Copy out the lines that include the word "users".

§ **Provided records**
# # # # #

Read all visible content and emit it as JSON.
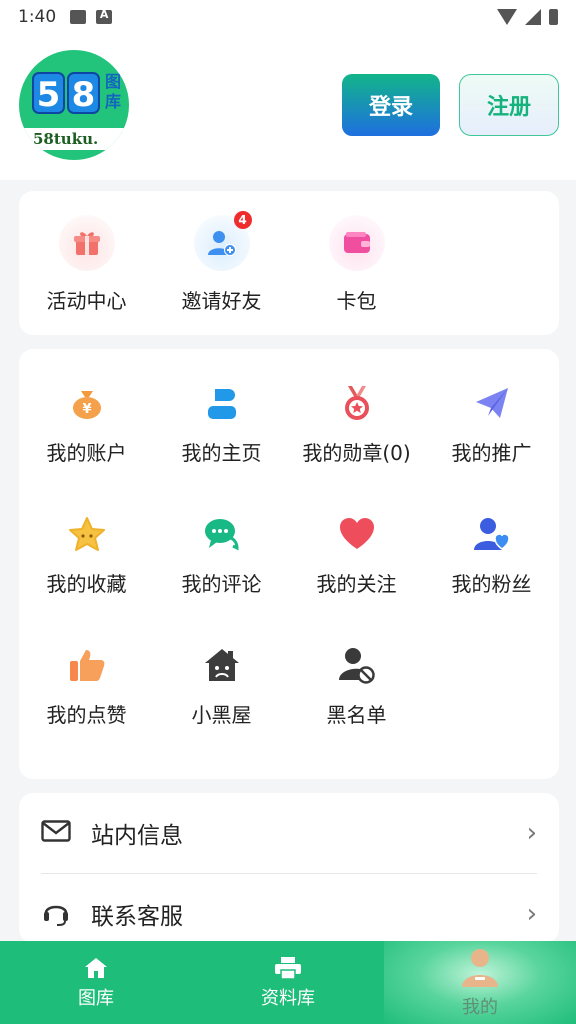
{
  "status_bar": {
    "time": "1:40"
  },
  "header": {
    "logo": {
      "digits": [
        "5",
        "8"
      ],
      "side_text": "图库",
      "footer_text": "58tuku."
    },
    "login_label": "登录",
    "register_label": "注册"
  },
  "quick_actions": [
    {
      "label": "活动中心",
      "icon": "gift-icon"
    },
    {
      "label": "邀请好友",
      "icon": "add-user-icon",
      "badge": "4"
    },
    {
      "label": "卡包",
      "icon": "wallet-icon"
    }
  ],
  "my_grid": [
    {
      "label": "我的账户",
      "icon": "money-bag-icon"
    },
    {
      "label": "我的主页",
      "icon": "person-icon"
    },
    {
      "label": "我的勋章(0)",
      "icon": "medal-icon"
    },
    {
      "label": "我的推广",
      "icon": "paper-plane-icon"
    },
    {
      "label": "我的收藏",
      "icon": "star-icon"
    },
    {
      "label": "我的评论",
      "icon": "chat-icon"
    },
    {
      "label": "我的关注",
      "icon": "heart-icon"
    },
    {
      "label": "我的粉丝",
      "icon": "fans-icon"
    },
    {
      "label": "我的点赞",
      "icon": "thumbs-up-icon"
    },
    {
      "label": "小黑屋",
      "icon": "sad-house-icon"
    },
    {
      "label": "黑名单",
      "icon": "blocked-user-icon"
    }
  ],
  "menu_list": [
    {
      "label": "站内信息",
      "icon": "mail-icon"
    },
    {
      "label": "联系客服",
      "icon": "headset-icon"
    }
  ],
  "tab_bar": [
    {
      "label": "图库",
      "icon": "home-icon"
    },
    {
      "label": "资料库",
      "icon": "printer-icon"
    },
    {
      "label": "我的",
      "icon": "profile-icon",
      "active": true
    }
  ],
  "colors": {
    "brand_green": "#1fbd7a",
    "login_gradient_end": "#1f6fe0",
    "badge_red": "#f02d2d"
  }
}
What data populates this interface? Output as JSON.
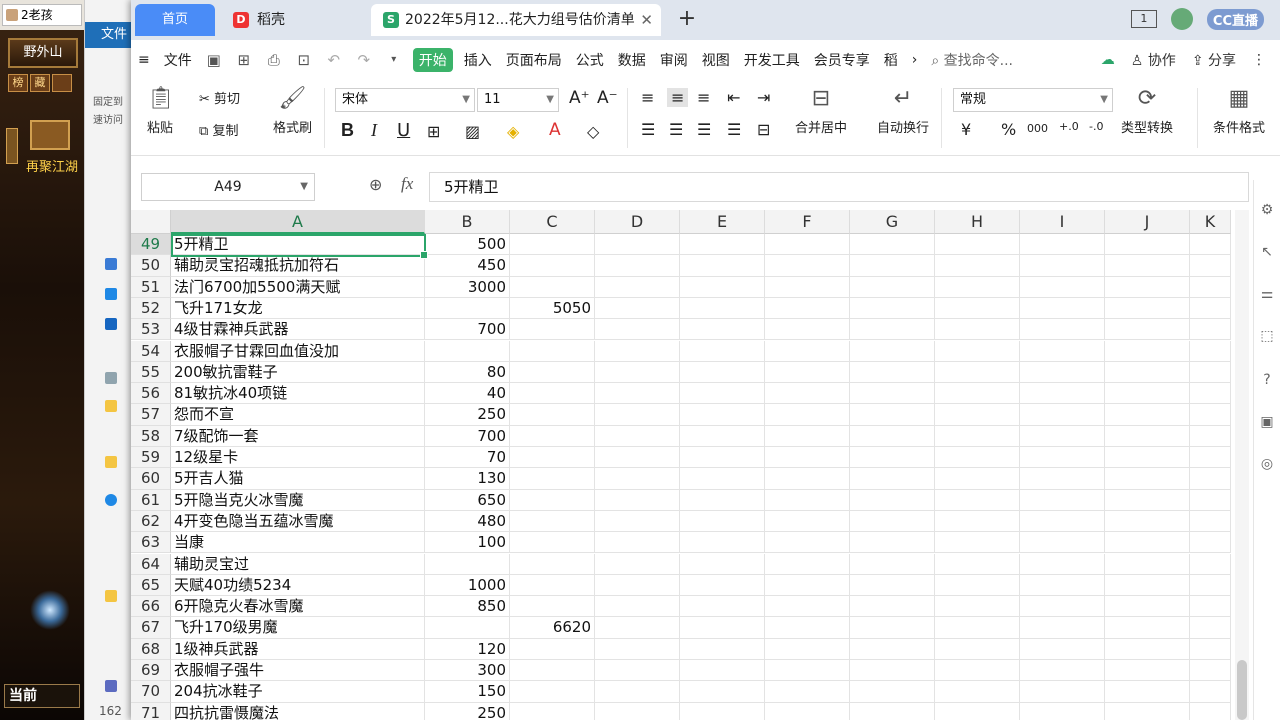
{
  "game": {
    "tab_title": "2老孩",
    "zone_name": "野外山",
    "buttons": [
      "榜",
      "藏",
      ""
    ],
    "promo_text": "再聚江湖",
    "current_label": "当前"
  },
  "explorer": {
    "file_tab": "文件",
    "pin_text_1": "固定到",
    "pin_text_2": "速访问",
    "item_count": "162"
  },
  "tabs": {
    "home": "首页",
    "daoke": "稻壳",
    "daoke_icon_letter": "D",
    "doc_title": "2022年5月12...花大力组号估价清单",
    "doc_icon_letter": "S",
    "close_symbol": "✕",
    "plus_symbol": "+"
  },
  "window": {
    "counter": "1",
    "cc_label": "CC直播"
  },
  "menu": {
    "file": "文件",
    "start": "开始",
    "items": [
      "插入",
      "页面布局",
      "公式",
      "数据",
      "审阅",
      "视图",
      "开发工具",
      "会员专享",
      "稻"
    ],
    "more": "›",
    "search_placeholder": "查找命令...",
    "cloud": "",
    "collab": "协作",
    "share": "分享",
    "overflow": "⋮"
  },
  "ribbon": {
    "paste": "粘贴",
    "cut": "剪切",
    "copy": "复制",
    "format_painter": "格式刷",
    "font_name": "宋体",
    "font_size": "11",
    "bold": "B",
    "italic": "I",
    "underline": "U",
    "merge_center": "合并居中",
    "auto_wrap": "自动换行",
    "number_format": "常规",
    "currency": "¥",
    "percent": "%",
    "thousands": "000",
    "type_convert": "类型转换",
    "cond_format": "条件格式"
  },
  "formula_bar": {
    "cell_ref": "A49",
    "fx": "fx",
    "content": "5开精卫"
  },
  "columns": [
    "A",
    "B",
    "C",
    "D",
    "E",
    "F",
    "G",
    "H",
    "I",
    "J",
    "K"
  ],
  "rows": [
    {
      "n": "49",
      "a": "5开精卫",
      "b": "500",
      "c": ""
    },
    {
      "n": "50",
      "a": "辅助灵宝招魂抵抗加符石",
      "b": "450",
      "c": ""
    },
    {
      "n": "51",
      "a": "法门6700加5500满天赋",
      "b": "3000",
      "c": ""
    },
    {
      "n": "52",
      "a": "飞升171女龙",
      "b": "",
      "c": "5050"
    },
    {
      "n": "53",
      "a": "4级甘霖神兵武器",
      "b": "700",
      "c": ""
    },
    {
      "n": "54",
      "a": "衣服帽子甘霖回血值没加",
      "b": "",
      "c": ""
    },
    {
      "n": "55",
      "a": "200敏抗雷鞋子",
      "b": "80",
      "c": ""
    },
    {
      "n": "56",
      "a": "81敏抗冰40项链",
      "b": "40",
      "c": ""
    },
    {
      "n": "57",
      "a": "怨而不宣",
      "b": "250",
      "c": ""
    },
    {
      "n": "58",
      "a": "7级配饰一套",
      "b": "700",
      "c": ""
    },
    {
      "n": "59",
      "a": "12级星卡",
      "b": "70",
      "c": ""
    },
    {
      "n": "60",
      "a": "5开吉人猫",
      "b": "130",
      "c": ""
    },
    {
      "n": "61",
      "a": "5开隐当克火冰雪魔",
      "b": "650",
      "c": ""
    },
    {
      "n": "62",
      "a": "4开变色隐当五蕴冰雪魔",
      "b": "480",
      "c": ""
    },
    {
      "n": "63",
      "a": "当康",
      "b": "100",
      "c": ""
    },
    {
      "n": "64",
      "a": "辅助灵宝过",
      "b": "",
      "c": ""
    },
    {
      "n": "65",
      "a": "天赋40功绩5234",
      "b": "1000",
      "c": ""
    },
    {
      "n": "66",
      "a": "6开隐克火春冰雪魔",
      "b": "850",
      "c": ""
    },
    {
      "n": "67",
      "a": "飞升170级男魔",
      "b": "",
      "c": "6620"
    },
    {
      "n": "68",
      "a": "1级神兵武器",
      "b": "120",
      "c": ""
    },
    {
      "n": "69",
      "a": "衣服帽子强牛",
      "b": "300",
      "c": ""
    },
    {
      "n": "70",
      "a": "204抗冰鞋子",
      "b": "150",
      "c": ""
    },
    {
      "n": "71",
      "a": "四抗抗雷慑魔法",
      "b": "250",
      "c": ""
    }
  ],
  "colors": {
    "accent_green": "#2ba56a",
    "home_tab_blue": "#4a8cf7",
    "start_green": "#3bb36a"
  }
}
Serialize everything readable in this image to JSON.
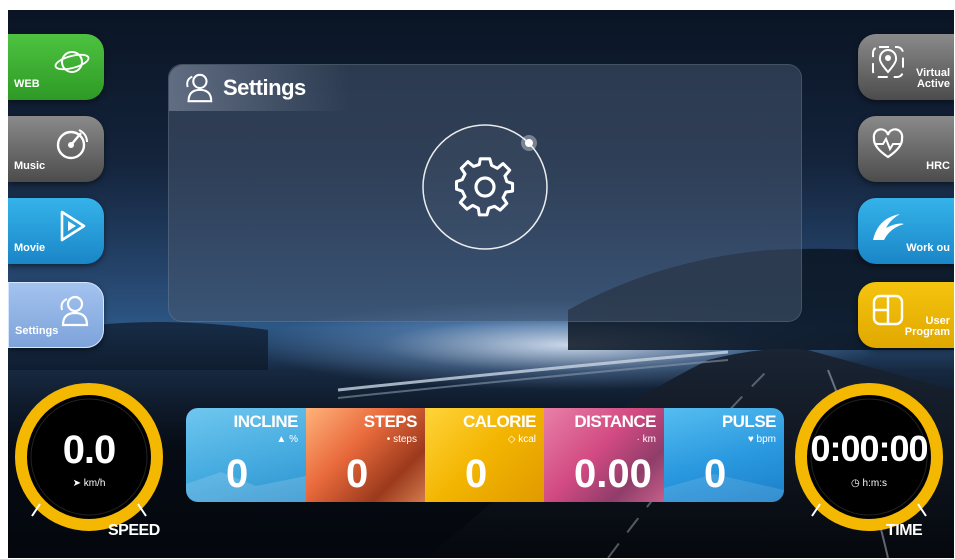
{
  "left_menu": [
    {
      "label": "WEB",
      "icon": "globe-icon"
    },
    {
      "label": "Music",
      "icon": "music-disc-icon"
    },
    {
      "label": "Movie",
      "icon": "play-icon"
    },
    {
      "label": "Settings",
      "icon": "users-icon"
    }
  ],
  "right_menu": [
    {
      "label_line1": "Virtual",
      "label_line2": "Active",
      "icon": "location-pin-icon"
    },
    {
      "label_line1": "HRC",
      "label_line2": "",
      "icon": "heart-pulse-icon"
    },
    {
      "label_line1": "Work ou",
      "label_line2": "",
      "icon": "wave-icon"
    },
    {
      "label_line1": "User",
      "label_line2": "Program",
      "icon": "grid-icon"
    }
  ],
  "panel": {
    "title": "Settings",
    "title_icon": "users-icon",
    "center_icon": "gear-icon"
  },
  "stats": [
    {
      "name": "INCLINE",
      "unit": "%",
      "value": "0",
      "icon": "mountain-icon"
    },
    {
      "name": "STEPS",
      "unit": "steps",
      "value": "0",
      "icon": "footprint-icon"
    },
    {
      "name": "CALORIE",
      "unit": "kcal",
      "value": "0",
      "icon": "flame-icon"
    },
    {
      "name": "DISTANCE",
      "unit": "km",
      "value": "0.00",
      "icon": "route-icon"
    },
    {
      "name": "PULSE",
      "unit": "bpm",
      "value": "0",
      "icon": "heart-icon"
    }
  ],
  "speed": {
    "value": "0.0",
    "unit": "km/h",
    "label": "SPEED"
  },
  "time": {
    "value": "0:00:00",
    "unit": "h:m:s",
    "label": "TIME"
  },
  "colors": {
    "web": "#3cb134",
    "gray_tile": "#6a6a6a",
    "blue_tile": "#2a9ad8",
    "settings_tile": "#8fb2e6",
    "yellow_tile": "#f0b800",
    "dial_ring": "#f5b800"
  }
}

# # # # #

§ **Finished exercise**
      "icon": "users-icon"
    "title_icon": "users-icon",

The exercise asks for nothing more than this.